— YOUR OBJECTIVE —
Search the data for the word "this". Reproduce every line where it is found.

···

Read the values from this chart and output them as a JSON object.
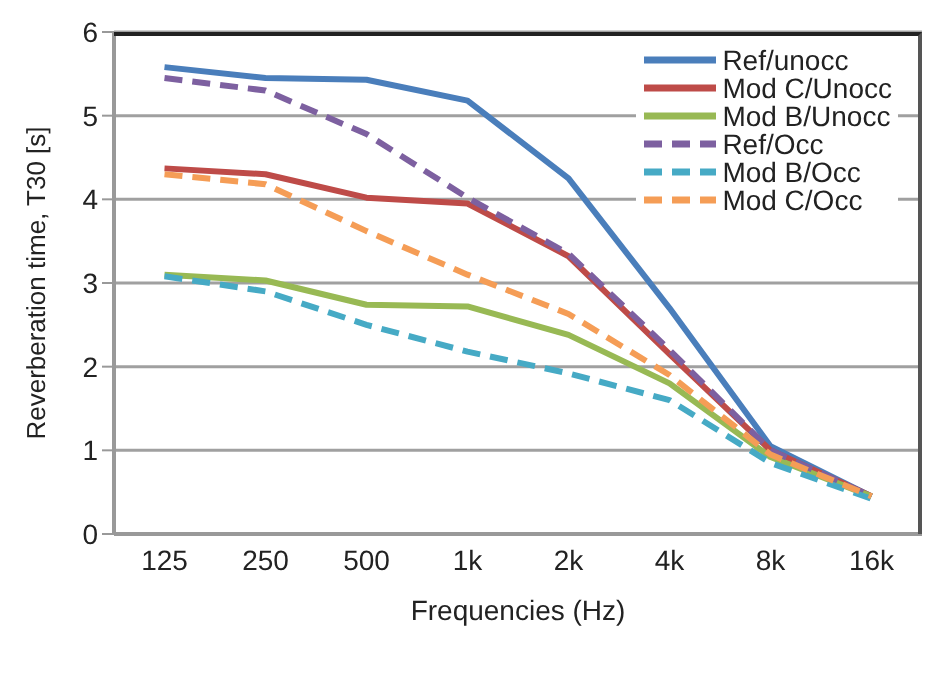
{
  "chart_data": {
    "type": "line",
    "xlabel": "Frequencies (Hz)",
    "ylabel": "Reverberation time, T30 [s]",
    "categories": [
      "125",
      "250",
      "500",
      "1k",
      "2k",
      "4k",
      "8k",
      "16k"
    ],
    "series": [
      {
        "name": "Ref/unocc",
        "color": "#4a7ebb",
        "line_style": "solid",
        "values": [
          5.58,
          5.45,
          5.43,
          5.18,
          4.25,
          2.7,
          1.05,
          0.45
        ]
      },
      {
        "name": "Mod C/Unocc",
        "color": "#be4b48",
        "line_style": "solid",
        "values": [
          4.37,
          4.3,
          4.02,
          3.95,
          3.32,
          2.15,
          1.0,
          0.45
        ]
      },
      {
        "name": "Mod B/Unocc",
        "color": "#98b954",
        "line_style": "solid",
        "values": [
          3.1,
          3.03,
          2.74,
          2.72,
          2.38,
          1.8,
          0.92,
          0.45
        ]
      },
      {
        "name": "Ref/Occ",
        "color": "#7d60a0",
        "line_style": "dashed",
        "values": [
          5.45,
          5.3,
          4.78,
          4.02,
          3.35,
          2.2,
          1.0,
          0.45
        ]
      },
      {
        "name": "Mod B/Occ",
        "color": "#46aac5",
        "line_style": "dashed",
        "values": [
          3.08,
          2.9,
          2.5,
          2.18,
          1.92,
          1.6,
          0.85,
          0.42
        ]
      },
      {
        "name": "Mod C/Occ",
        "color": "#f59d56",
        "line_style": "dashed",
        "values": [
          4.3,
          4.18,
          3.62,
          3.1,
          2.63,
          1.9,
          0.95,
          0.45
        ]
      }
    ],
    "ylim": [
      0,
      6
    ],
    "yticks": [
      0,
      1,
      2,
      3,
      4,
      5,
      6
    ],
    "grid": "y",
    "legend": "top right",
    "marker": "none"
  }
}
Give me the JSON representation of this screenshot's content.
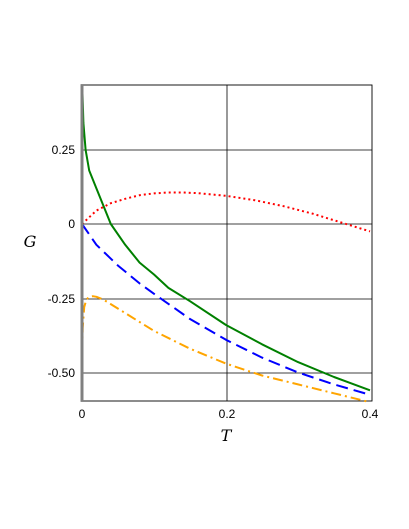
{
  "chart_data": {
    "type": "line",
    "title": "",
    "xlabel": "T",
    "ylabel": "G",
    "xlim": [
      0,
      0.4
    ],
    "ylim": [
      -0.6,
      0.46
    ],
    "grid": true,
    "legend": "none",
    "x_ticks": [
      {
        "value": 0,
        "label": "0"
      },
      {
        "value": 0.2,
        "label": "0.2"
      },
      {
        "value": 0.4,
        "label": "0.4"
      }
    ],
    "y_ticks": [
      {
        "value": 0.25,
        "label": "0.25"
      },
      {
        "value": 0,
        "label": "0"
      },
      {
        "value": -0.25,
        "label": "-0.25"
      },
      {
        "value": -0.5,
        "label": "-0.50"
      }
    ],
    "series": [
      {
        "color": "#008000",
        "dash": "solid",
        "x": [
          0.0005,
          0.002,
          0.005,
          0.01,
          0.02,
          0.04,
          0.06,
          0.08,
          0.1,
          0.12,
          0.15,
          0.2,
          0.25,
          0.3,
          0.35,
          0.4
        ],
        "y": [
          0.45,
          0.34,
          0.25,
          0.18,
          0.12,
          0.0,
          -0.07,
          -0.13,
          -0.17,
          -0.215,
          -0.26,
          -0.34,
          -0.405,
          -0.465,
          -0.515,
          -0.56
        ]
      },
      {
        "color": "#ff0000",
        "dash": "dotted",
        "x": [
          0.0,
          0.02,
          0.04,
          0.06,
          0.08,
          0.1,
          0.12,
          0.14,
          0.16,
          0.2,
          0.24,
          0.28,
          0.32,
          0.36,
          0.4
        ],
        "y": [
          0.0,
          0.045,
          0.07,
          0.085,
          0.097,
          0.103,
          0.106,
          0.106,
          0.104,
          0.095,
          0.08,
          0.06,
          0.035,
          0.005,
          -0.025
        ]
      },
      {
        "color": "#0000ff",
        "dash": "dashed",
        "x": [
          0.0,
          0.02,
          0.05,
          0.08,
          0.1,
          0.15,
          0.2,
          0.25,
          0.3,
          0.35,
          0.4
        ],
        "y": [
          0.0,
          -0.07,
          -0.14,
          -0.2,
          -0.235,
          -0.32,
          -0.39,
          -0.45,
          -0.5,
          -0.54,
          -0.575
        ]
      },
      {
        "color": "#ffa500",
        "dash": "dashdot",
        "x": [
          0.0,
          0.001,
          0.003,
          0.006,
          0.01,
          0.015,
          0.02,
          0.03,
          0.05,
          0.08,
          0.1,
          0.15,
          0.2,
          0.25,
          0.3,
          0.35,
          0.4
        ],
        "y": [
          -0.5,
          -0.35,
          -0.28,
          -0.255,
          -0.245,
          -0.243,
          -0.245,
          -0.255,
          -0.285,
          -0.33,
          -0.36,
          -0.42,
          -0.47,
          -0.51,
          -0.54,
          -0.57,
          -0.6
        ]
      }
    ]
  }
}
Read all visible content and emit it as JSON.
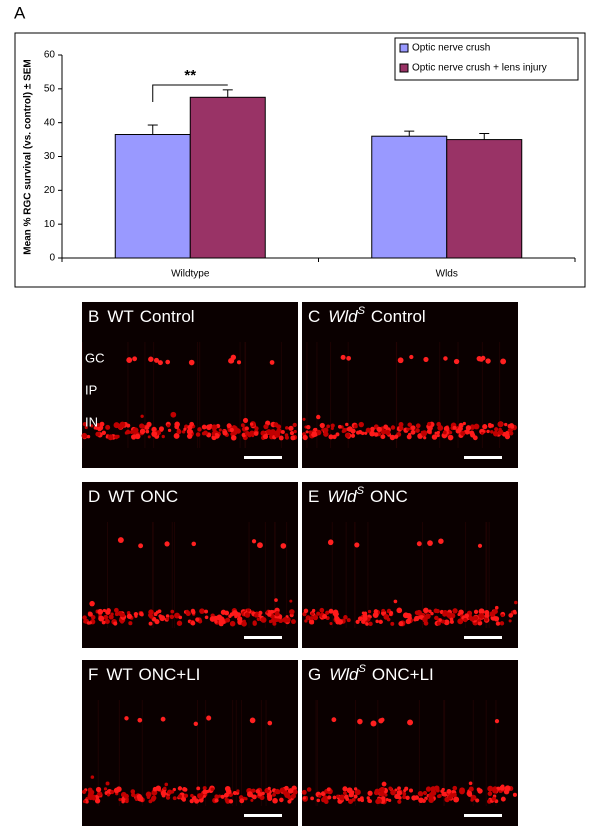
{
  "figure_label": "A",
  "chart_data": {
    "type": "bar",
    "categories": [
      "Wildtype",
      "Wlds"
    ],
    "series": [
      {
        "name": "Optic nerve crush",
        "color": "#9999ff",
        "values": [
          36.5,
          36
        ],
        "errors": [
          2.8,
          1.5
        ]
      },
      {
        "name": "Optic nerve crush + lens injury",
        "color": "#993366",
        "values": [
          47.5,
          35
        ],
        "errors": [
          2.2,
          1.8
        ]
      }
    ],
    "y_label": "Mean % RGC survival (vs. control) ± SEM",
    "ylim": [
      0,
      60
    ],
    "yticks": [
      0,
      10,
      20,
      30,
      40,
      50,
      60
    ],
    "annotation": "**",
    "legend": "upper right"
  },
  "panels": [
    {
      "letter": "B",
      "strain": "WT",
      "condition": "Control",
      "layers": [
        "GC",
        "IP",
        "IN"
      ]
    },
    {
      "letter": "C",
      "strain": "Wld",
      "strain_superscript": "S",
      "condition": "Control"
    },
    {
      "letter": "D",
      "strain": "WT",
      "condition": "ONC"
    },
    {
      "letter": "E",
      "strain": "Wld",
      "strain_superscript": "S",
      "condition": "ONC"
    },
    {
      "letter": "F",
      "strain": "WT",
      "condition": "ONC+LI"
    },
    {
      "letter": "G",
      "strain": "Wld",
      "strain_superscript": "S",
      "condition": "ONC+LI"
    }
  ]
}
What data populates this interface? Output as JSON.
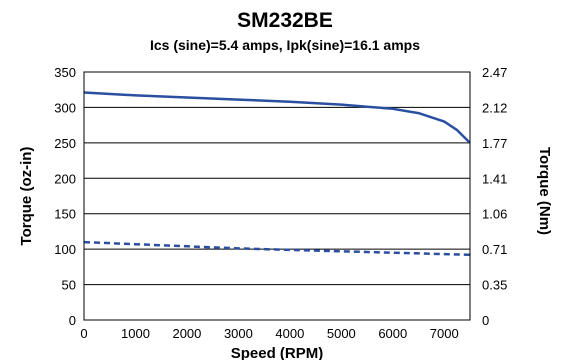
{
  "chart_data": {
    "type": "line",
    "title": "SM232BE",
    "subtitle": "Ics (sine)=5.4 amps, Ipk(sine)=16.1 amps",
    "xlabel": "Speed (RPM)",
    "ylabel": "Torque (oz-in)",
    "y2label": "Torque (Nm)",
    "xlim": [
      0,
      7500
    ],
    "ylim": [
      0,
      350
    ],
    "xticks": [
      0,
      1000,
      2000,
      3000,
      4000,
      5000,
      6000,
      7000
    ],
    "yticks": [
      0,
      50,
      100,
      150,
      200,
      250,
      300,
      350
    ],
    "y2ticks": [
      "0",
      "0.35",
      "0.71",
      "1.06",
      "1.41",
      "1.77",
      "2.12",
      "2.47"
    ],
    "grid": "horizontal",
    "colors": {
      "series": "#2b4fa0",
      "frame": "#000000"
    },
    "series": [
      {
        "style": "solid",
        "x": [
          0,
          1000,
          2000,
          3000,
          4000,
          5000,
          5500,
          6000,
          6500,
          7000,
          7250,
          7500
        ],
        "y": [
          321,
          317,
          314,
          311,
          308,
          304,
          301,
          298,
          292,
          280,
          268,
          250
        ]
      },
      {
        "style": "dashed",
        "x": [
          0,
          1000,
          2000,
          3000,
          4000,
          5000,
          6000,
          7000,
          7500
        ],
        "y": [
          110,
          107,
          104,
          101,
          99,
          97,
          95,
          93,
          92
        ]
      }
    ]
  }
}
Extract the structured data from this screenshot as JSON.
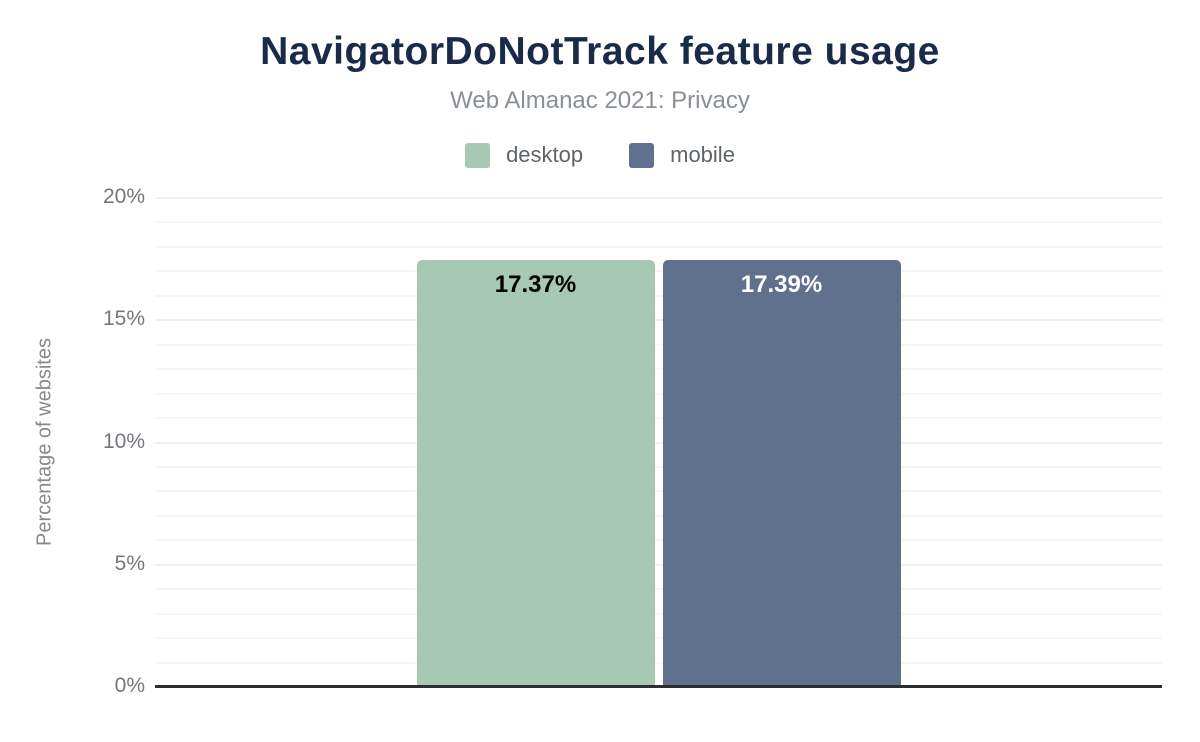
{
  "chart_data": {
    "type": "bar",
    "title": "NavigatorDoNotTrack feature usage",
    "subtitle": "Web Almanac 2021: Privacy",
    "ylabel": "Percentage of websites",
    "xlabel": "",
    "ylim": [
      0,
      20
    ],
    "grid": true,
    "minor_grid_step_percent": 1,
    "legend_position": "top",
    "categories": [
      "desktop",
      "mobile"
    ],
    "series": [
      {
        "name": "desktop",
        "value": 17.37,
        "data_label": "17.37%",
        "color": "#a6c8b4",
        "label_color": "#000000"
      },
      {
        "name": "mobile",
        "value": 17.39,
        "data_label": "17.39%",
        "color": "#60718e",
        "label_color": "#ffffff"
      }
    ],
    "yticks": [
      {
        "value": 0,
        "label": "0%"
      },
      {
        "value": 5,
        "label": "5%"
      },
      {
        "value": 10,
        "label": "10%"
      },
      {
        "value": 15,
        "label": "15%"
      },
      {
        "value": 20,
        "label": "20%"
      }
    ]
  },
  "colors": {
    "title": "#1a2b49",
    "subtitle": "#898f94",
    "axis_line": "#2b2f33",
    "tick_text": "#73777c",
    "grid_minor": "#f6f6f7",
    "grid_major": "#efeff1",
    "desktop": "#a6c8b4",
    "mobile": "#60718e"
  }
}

···

— SOLVED PROBLEM —
Read the values from this chart and output them as a JSON object.
Give me the JSON representation of this screenshot's content.
What data populates this interface? Output as JSON.
Extract the structured data from this screenshot as JSON.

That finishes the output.